### WORK INSTRUCTIONS:
Repeat the whole listing exactly as written.

[Excerpt from a dataset]

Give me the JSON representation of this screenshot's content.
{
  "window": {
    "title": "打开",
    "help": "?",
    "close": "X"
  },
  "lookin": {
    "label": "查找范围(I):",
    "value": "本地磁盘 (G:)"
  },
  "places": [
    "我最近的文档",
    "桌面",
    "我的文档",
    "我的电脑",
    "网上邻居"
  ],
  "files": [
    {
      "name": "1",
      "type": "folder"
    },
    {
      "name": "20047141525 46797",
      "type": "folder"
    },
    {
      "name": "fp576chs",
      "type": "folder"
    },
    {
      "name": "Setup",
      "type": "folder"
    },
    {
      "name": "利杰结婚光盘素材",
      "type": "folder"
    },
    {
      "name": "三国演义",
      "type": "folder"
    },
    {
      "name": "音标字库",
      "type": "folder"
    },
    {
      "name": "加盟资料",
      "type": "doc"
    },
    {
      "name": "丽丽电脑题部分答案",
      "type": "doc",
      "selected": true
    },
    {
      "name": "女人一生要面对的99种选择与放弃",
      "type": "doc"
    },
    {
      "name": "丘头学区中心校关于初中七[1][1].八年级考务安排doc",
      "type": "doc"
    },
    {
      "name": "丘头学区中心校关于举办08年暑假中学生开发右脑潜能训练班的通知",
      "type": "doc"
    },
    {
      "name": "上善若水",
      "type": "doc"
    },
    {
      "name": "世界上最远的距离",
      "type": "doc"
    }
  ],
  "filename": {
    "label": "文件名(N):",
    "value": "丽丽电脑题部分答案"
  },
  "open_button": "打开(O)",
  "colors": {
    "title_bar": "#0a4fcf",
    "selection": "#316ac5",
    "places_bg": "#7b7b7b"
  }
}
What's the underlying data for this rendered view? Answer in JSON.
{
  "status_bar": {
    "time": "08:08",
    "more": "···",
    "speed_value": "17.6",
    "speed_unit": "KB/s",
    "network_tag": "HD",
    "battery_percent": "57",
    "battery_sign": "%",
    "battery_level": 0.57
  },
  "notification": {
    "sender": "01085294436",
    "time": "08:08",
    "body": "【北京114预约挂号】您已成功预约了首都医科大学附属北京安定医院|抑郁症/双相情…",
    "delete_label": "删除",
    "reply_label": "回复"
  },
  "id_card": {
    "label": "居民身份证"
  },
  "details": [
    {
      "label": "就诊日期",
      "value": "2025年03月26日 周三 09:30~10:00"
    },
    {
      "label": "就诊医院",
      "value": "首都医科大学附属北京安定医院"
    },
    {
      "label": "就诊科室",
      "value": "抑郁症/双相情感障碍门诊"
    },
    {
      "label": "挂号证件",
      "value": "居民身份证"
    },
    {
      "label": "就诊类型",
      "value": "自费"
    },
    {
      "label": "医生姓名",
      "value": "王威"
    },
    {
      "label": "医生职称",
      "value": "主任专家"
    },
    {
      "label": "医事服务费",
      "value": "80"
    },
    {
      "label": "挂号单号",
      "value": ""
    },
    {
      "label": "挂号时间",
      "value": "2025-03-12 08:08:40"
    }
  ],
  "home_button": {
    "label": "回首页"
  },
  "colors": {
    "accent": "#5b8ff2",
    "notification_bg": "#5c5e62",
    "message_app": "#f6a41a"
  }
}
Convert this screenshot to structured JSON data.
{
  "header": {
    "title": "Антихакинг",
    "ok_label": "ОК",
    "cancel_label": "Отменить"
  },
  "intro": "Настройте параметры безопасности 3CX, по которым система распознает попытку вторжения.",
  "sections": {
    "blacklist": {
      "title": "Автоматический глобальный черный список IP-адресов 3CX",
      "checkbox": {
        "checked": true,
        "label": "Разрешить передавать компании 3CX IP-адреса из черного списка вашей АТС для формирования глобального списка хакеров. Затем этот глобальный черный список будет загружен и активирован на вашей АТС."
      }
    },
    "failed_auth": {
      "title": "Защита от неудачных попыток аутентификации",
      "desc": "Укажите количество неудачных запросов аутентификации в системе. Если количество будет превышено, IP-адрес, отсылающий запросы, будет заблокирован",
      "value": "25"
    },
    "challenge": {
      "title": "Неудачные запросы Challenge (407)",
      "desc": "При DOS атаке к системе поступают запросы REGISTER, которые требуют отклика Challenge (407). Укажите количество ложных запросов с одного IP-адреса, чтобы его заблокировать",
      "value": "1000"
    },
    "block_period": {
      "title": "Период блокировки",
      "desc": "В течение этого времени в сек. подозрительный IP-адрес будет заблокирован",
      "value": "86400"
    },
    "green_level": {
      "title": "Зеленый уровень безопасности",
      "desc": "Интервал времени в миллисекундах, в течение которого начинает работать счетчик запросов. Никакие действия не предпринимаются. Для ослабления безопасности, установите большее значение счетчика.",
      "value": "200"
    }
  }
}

### RESULT OF THIS EXERCISE:
Give me the JSON representation of this screenshot's content.
{
  "window": {
    "title": "打开",
    "help": "?",
    "close": "X"
  },
  "lookin": {
    "label": "查找范围(I):",
    "value": "本地磁盘 (G:)"
  },
  "places": [
    "我最近的文档",
    "桌面",
    "我的文档",
    "我的电脑",
    "网上邻居"
  ],
  "files": [
    {
      "name": "1",
      "type": "folder"
    },
    {
      "name": "20047141525 46797",
      "type": "folder"
    },
    {
      "name": "fp576chs",
      "type": "folder"
    },
    {
      "name": "Setup",
      "type": "folder"
    },
    {
      "name": "利杰结婚光盘素材",
      "type": "folder"
    },
    {
      "name": "三国演义",
      "type": "folder"
    },
    {
      "name": "音标字库",
      "type": "folder"
    },
    {
      "name": "加盟资料",
      "type": "doc"
    },
    {
      "name": "丽丽电脑题部分答案",
      "type": "doc",
      "selected": true
    },
    {
      "name": "女人一生要面对的99种选择与放弃",
      "type": "doc"
    },
    {
      "name": "丘头学区中心校关于初中七[1][1].八年级考务安排doc",
      "type": "doc"
    },
    {
      "name": "丘头学区中心校关于举办08年暑假中学生开发右脑潜能训练班的通知",
      "type": "doc"
    },
    {
      "name": "上善若水",
      "type": "doc"
    },
    {
      "name": "世界上最远的距离",
      "type": "doc"
    }
  ],
  "filename": {
    "label": "文件名(N):",
    "value": "丽丽电脑题部分答案"
  },
  "open_button": "打开(O)",
  "colors": {
    "title_bar": "#0a4fcf",
    "selection": "#316ac5",
    "places_bg": "#7b7b7b"
  }
}
What's the underlying data for this rendered view? Answer in JSON.
{
  "status_bar": {
    "time": "08:08",
    "more": "···",
    "speed_value": "17.6",
    "speed_unit": "KB/s",
    "network_tag": "HD",
    "battery_percent": "57",
    "battery_sign": "%",
    "battery_level": 0.57
  },
  "notification": {
    "sender": "01085294436",
    "time": "08:08",
    "body": "【北京114预约挂号】您已成功预约了首都医科大学附属北京安定医院|抑郁症/双相情…",
    "delete_label": "删除",
    "reply_label": "回复"
  },
  "id_card": {
    "label": "居民身份证"
  },
  "details": [
    {
      "label": "就诊日期",
      "value": "2025年03月26日 周三 09:30~10:00"
    },
    {
      "label": "就诊医院",
      "value": "首都医科大学附属北京安定医院"
    },
    {
      "label": "就诊科室",
      "value": "抑郁症/双相情感障碍门诊"
    },
    {
      "label": "挂号证件",
      "value": "居民身份证"
    },
    {
      "label": "就诊类型",
      "value": "自费"
    },
    {
      "label": "医生姓名",
      "value": "王威"
    },
    {
      "label": "医生职称",
      "value": "主任专家"
    },
    {
      "label": "医事服务费",
      "value": "80"
    },
    {
      "label": "挂号单号",
      "value": ""
    },
    {
      "label": "挂号时间",
      "value": "2025-03-12 08:08:40"
    }
  ],
  "home_button": {
    "label": "回首页"
  },
  "colors": {
    "accent": "#5b8ff2",
    "notification_bg": "#5c5e62",
    "message_app": "#f6a41a"
  }
}
Convert this screenshot to structured JSON data.
{
  "header": {
    "title": "Антихакинг",
    "ok_label": "ОК",
    "cancel_label": "Отменить"
  },
  "intro": "Настройте параметры безопасности 3CX, по которым система распознает попытку вторжения.",
  "sections": {
    "blacklist": {
      "title": "Автоматический глобальный черный список IP-адресов 3CX",
      "checkbox": {
        "checked": true,
        "label": "Разрешить передавать компании 3CX IP-адреса из черного списка вашей АТС для формирования глобального списка хакеров. Затем этот глобальный черный список будет загружен и активирован на вашей АТС."
      }
    },
    "failed_auth": {
      "title": "Защита от неудачных попыток аутентификации",
      "desc": "Укажите количество неудачных запросов аутентификации в системе. Если количество будет превышено, IP-адрес, отсылающий запросы, будет заблокирован",
      "value": "25"
    },
    "challenge": {
      "title": "Неудачные запросы Challenge (407)",
      "desc": "При DOS атаке к системе поступают запросы REGISTER, которые требуют отклика Challenge (407). Укажите количество ложных запросов с одного IP-адреса, чтобы его заблокировать",
      "value": "1000"
    },
    "block_period": {
      "title": "Период блокировки",
      "desc": "В течение этого времени в сек. подозрительный IP-адрес будет заблокирован",
      "value": "86400"
    },
    "green_level": {
      "title": "Зеленый уровень безопасности",
      "desc": "Интервал времени в миллисекундах, в течение которого начинает работать счетчик запросов. Никакие действия не предпринимаются. Для ослабления безопасности, установите большее значение счетчика.",
      "value": "200"
    }
  }
}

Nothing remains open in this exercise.